#### What the task requires:
How many lines in the listing below contain the string "immediately"? Say only the number.

====

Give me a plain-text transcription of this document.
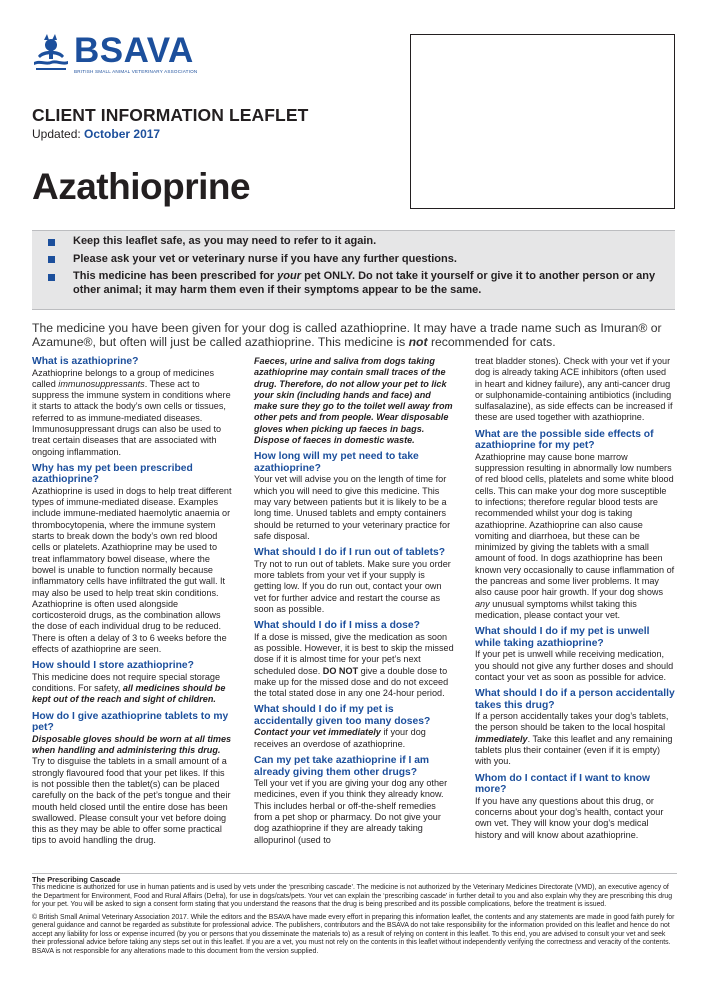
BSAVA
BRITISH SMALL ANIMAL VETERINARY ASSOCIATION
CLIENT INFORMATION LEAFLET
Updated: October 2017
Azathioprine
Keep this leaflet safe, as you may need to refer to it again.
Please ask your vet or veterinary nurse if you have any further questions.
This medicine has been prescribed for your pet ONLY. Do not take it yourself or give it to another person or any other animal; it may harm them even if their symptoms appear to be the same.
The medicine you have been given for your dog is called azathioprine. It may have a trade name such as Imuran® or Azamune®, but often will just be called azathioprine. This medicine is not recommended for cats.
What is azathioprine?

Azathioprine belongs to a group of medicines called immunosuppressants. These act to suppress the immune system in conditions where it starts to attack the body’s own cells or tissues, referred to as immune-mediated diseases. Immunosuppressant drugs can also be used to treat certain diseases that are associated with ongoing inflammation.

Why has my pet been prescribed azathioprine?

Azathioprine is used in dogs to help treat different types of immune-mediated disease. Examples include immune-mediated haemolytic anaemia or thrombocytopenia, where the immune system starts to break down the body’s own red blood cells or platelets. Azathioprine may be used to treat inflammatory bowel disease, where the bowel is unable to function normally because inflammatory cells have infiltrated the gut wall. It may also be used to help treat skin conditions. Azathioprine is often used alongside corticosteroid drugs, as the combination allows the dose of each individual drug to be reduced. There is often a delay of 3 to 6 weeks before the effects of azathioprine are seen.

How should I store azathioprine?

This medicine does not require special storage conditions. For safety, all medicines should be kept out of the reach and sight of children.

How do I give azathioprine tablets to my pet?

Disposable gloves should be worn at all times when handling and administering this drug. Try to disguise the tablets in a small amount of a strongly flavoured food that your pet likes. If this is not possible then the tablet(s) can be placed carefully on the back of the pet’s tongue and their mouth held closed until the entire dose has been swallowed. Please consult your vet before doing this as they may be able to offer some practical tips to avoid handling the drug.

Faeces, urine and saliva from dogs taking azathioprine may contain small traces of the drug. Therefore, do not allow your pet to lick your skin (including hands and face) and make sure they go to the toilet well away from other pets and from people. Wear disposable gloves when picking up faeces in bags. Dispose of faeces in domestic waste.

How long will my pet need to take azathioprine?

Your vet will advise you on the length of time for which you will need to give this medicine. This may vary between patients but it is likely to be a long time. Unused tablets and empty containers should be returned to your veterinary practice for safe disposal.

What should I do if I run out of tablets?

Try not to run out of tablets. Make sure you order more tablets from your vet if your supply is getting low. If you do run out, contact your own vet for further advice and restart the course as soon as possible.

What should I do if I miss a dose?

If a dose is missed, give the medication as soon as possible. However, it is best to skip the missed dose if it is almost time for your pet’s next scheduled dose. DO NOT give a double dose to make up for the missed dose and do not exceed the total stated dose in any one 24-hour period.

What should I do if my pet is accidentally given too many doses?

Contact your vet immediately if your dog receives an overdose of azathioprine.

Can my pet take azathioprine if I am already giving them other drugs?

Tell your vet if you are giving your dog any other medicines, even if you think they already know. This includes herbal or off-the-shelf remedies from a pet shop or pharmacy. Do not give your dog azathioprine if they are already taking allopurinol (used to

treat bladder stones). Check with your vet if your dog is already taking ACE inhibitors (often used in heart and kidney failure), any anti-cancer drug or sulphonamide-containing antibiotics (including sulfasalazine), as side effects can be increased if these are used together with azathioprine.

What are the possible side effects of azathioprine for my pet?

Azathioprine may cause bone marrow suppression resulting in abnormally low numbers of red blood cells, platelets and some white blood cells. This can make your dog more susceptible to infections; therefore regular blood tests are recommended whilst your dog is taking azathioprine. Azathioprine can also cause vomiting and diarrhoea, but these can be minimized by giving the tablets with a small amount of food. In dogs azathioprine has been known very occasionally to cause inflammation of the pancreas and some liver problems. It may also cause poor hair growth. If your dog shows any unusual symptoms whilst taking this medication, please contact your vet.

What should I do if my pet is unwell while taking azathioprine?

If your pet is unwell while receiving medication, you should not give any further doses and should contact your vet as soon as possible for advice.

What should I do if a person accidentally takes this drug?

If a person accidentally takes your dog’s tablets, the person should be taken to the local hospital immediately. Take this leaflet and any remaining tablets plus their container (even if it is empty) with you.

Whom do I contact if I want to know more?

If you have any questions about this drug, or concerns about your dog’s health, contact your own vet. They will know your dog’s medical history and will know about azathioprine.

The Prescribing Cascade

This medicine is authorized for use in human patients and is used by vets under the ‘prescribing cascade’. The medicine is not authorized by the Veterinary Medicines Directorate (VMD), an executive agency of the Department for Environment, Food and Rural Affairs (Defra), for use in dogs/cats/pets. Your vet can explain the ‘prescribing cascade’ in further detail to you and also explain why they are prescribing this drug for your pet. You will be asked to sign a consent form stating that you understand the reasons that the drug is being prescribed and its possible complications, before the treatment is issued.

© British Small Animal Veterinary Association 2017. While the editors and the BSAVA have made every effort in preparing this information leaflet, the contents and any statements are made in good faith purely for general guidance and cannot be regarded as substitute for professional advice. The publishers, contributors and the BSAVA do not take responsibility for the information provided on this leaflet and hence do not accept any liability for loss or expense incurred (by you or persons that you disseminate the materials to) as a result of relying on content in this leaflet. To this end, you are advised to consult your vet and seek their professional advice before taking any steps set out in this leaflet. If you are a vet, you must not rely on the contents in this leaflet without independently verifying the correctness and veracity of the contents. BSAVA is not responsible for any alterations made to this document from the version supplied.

====

#### Answer for this exercise:
2